Reproduce the records below in their entirety, character for character.

---------------

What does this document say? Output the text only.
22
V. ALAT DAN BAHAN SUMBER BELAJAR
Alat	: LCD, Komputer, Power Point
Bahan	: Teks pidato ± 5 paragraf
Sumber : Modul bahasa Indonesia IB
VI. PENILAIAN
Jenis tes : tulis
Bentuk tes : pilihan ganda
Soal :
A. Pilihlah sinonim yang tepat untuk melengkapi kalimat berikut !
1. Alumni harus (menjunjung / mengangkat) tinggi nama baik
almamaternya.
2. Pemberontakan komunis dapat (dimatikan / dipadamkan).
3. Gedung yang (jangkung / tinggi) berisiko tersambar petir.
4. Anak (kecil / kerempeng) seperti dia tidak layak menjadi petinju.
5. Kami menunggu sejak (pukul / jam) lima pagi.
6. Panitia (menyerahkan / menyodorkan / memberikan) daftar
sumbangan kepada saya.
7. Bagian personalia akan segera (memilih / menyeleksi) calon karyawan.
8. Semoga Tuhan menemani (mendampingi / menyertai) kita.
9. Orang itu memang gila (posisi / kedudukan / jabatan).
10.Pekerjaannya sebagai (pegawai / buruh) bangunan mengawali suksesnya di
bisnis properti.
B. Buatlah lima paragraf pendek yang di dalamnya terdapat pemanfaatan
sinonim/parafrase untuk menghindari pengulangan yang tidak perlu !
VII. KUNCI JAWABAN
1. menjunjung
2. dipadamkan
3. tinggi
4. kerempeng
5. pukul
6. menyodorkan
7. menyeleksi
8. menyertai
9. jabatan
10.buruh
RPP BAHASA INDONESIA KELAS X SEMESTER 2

---------------

**Solution to this exercise**
What does this document say? Output the text only.
22
V. ALAT DAN BAHAN SUMBER BELAJAR
Alat	: LCD, Komputer, Power Point
Bahan	: Teks pidato ± 5 paragraf
Sumber : Modul bahasa Indonesia IB
VI. PENILAIAN
Jenis tes : tulis
Bentuk tes : pilihan ganda
Soal :
A. Pilihlah sinonim yang tepat untuk melengkapi kalimat berikut !
1. Alumni harus (menjunjung / mengangkat) tinggi nama baik
almamaternya.
2. Pemberontakan komunis dapat (dimatikan / dipadamkan).
3. Gedung yang (jangkung / tinggi) berisiko tersambar petir.
4. Anak (kecil / kerempeng) seperti dia tidak layak menjadi petinju.
5. Kami menunggu sejak (pukul / jam) lima pagi.
6. Panitia (menyerahkan / menyodorkan / memberikan) daftar
sumbangan kepada saya.
7. Bagian personalia akan segera (memilih / menyeleksi) calon karyawan.
8. Semoga Tuhan menemani (mendampingi / menyertai) kita.
9. Orang itu memang gila (posisi / kedudukan / jabatan).
10.Pekerjaannya sebagai (pegawai / buruh) bangunan mengawali suksesnya di
bisnis properti.
B. Buatlah lima paragraf pendek yang di dalamnya terdapat pemanfaatan
sinonim/parafrase untuk menghindari pengulangan yang tidak perlu !
VII. KUNCI JAWABAN
1. menjunjung
2. dipadamkan
3. tinggi
4. kerempeng
5. pukul
6. menyodorkan
7. menyeleksi
8. menyertai
9. jabatan
10.buruh
RPP BAHASA INDONESIA KELAS X SEMESTER 2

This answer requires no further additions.